Short task: Every entry below should be transcribed exactly; pictures stay out of the copy.

Supplied information:
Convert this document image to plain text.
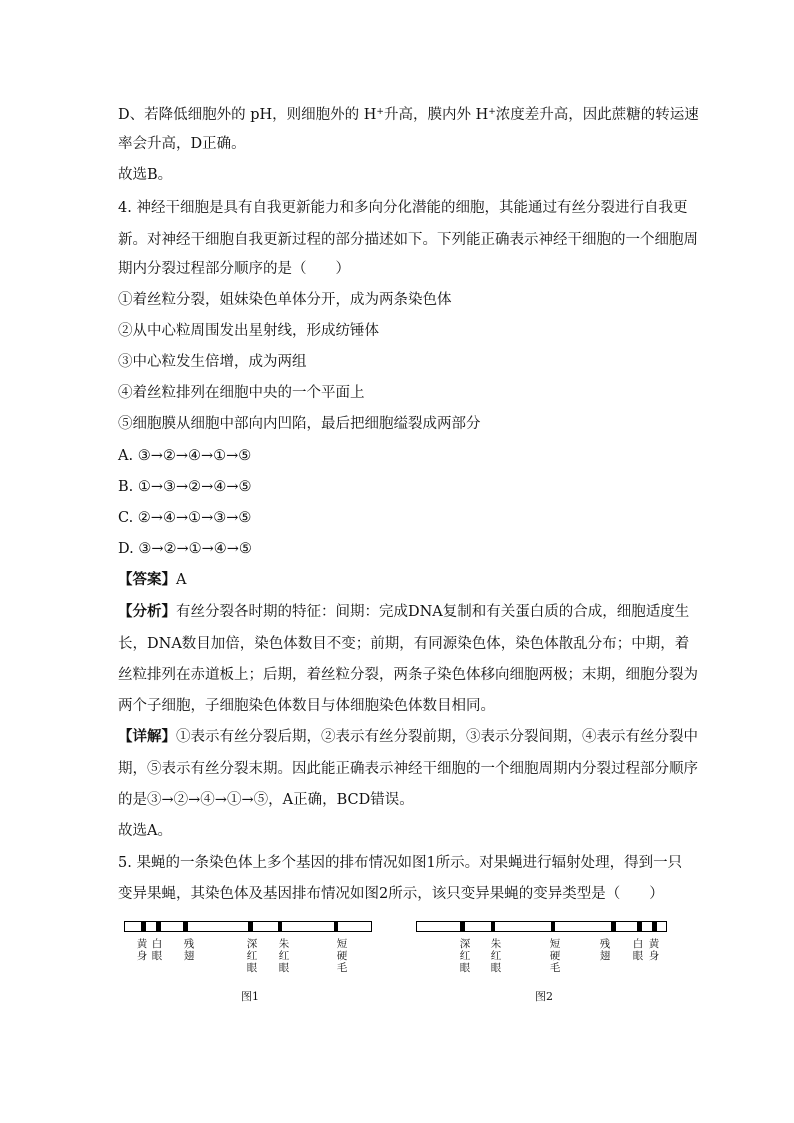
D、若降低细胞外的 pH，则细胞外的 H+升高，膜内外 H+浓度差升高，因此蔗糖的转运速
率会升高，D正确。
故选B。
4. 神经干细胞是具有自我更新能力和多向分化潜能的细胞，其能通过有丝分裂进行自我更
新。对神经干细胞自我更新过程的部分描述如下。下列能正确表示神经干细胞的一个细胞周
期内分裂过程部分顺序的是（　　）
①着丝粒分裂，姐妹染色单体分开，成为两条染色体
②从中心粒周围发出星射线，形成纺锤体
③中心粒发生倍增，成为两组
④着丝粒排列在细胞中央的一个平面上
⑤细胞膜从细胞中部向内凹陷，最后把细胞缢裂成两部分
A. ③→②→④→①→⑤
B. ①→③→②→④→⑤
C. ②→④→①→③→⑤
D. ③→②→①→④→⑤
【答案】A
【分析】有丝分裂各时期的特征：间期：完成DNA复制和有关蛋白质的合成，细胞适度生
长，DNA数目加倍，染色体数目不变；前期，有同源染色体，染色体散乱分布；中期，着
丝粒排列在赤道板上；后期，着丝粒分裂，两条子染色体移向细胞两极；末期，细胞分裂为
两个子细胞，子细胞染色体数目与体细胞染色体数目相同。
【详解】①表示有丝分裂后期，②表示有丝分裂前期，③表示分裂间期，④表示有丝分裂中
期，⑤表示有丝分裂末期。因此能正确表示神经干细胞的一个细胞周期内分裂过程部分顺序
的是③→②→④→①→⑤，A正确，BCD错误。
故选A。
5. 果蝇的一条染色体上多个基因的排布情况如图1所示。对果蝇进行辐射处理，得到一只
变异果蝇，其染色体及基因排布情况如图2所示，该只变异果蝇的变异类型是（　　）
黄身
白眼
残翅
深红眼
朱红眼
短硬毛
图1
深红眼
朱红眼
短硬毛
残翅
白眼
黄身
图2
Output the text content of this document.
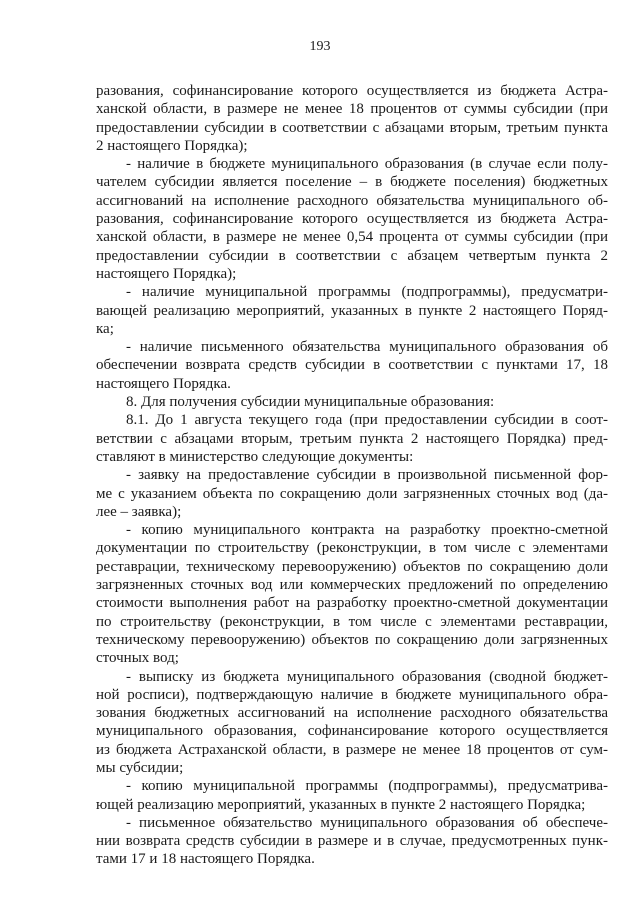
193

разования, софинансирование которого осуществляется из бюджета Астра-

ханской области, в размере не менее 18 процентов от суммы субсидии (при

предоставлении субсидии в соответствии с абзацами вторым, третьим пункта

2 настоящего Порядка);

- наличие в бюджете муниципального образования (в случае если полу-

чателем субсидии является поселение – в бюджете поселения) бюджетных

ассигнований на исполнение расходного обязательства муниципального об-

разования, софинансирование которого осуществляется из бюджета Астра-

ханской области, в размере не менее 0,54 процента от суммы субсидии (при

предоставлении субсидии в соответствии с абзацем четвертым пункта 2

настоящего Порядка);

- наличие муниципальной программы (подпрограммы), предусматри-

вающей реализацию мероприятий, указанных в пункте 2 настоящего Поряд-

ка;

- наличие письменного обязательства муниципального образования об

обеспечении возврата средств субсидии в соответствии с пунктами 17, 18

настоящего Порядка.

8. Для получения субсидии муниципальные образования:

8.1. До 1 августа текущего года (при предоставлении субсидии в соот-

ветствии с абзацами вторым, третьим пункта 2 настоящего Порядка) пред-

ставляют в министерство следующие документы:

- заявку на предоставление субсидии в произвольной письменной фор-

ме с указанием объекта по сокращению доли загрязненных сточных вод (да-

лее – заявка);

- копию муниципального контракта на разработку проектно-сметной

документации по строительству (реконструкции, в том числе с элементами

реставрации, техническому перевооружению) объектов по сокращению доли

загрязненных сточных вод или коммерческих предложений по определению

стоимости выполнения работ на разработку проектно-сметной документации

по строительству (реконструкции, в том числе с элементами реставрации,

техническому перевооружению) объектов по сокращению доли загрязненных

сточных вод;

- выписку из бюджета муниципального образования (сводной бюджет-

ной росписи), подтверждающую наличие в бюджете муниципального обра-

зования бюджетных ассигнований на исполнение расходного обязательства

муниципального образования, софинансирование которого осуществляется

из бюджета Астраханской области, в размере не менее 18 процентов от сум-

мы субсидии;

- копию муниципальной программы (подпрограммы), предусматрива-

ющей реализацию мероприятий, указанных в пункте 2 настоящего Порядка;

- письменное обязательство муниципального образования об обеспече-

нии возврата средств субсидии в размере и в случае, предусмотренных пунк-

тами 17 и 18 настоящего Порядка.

The solution:
Convert this document image to plain text.
D、若降低细胞外的 pH，则细胞外的 H+升高，膜内外 H+浓度差升高，因此蔗糖的转运速
率会升高，D正确。
故选B。
4. 神经干细胞是具有自我更新能力和多向分化潜能的细胞，其能通过有丝分裂进行自我更
新。对神经干细胞自我更新过程的部分描述如下。下列能正确表示神经干细胞的一个细胞周
期内分裂过程部分顺序的是（　　）
①着丝粒分裂，姐妹染色单体分开，成为两条染色体
②从中心粒周围发出星射线，形成纺锤体
③中心粒发生倍增，成为两组
④着丝粒排列在细胞中央的一个平面上
⑤细胞膜从细胞中部向内凹陷，最后把细胞缢裂成两部分
A. ③→②→④→①→⑤
B. ①→③→②→④→⑤
C. ②→④→①→③→⑤
D. ③→②→①→④→⑤
【答案】A
【分析】有丝分裂各时期的特征：间期：完成DNA复制和有关蛋白质的合成，细胞适度生
长，DNA数目加倍，染色体数目不变；前期，有同源染色体，染色体散乱分布；中期，着
丝粒排列在赤道板上；后期，着丝粒分裂，两条子染色体移向细胞两极；末期，细胞分裂为
两个子细胞，子细胞染色体数目与体细胞染色体数目相同。
【详解】①表示有丝分裂后期，②表示有丝分裂前期，③表示分裂间期，④表示有丝分裂中
期，⑤表示有丝分裂末期。因此能正确表示神经干细胞的一个细胞周期内分裂过程部分顺序
的是③→②→④→①→⑤，A正确，BCD错误。
故选A。
5. 果蝇的一条染色体上多个基因的排布情况如图1所示。对果蝇进行辐射处理，得到一只
变异果蝇，其染色体及基因排布情况如图2所示，该只变异果蝇的变异类型是（　　）
黄身
白眼
残翅
深红眼
朱红眼
短硬毛
图1
深红眼
朱红眼
短硬毛
残翅
白眼
黄身
图2
Output the text content of this document.
193

разования, софинансирование которого осуществляется из бюджета Астра-

ханской области, в размере не менее 18 процентов от суммы субсидии (при

предоставлении субсидии в соответствии с абзацами вторым, третьим пункта

2 настоящего Порядка);

- наличие в бюджете муниципального образования (в случае если полу-

чателем субсидии является поселение – в бюджете поселения) бюджетных

ассигнований на исполнение расходного обязательства муниципального об-

разования, софинансирование которого осуществляется из бюджета Астра-

ханской области, в размере не менее 0,54 процента от суммы субсидии (при

предоставлении субсидии в соответствии с абзацем четвертым пункта 2

настоящего Порядка);

- наличие муниципальной программы (подпрограммы), предусматри-

вающей реализацию мероприятий, указанных в пункте 2 настоящего Поряд-

ка;

- наличие письменного обязательства муниципального образования об

обеспечении возврата средств субсидии в соответствии с пунктами 17, 18

настоящего Порядка.

8. Для получения субсидии муниципальные образования:

8.1. До 1 августа текущего года (при предоставлении субсидии в соот-

ветствии с абзацами вторым, третьим пункта 2 настоящего Порядка) пред-

ставляют в министерство следующие документы:

- заявку на предоставление субсидии в произвольной письменной фор-

ме с указанием объекта по сокращению доли загрязненных сточных вод (да-

лее – заявка);

- копию муниципального контракта на разработку проектно-сметной

документации по строительству (реконструкции, в том числе с элементами

реставрации, техническому перевооружению) объектов по сокращению доли

загрязненных сточных вод или коммерческих предложений по определению

стоимости выполнения работ на разработку проектно-сметной документации

по строительству (реконструкции, в том числе с элементами реставрации,

техническому перевооружению) объектов по сокращению доли загрязненных

сточных вод;

- выписку из бюджета муниципального образования (сводной бюджет-

ной росписи), подтверждающую наличие в бюджете муниципального обра-

зования бюджетных ассигнований на исполнение расходного обязательства

муниципального образования, софинансирование которого осуществляется

из бюджета Астраханской области, в размере не менее 18 процентов от сум-

мы субсидии;

- копию муниципальной программы (подпрограммы), предусматрива-

ющей реализацию мероприятий, указанных в пункте 2 настоящего Порядка;

- письменное обязательство муниципального образования об обеспече-

нии возврата средств субсидии в размере и в случае, предусмотренных пунк-

тами 17 и 18 настоящего Порядка.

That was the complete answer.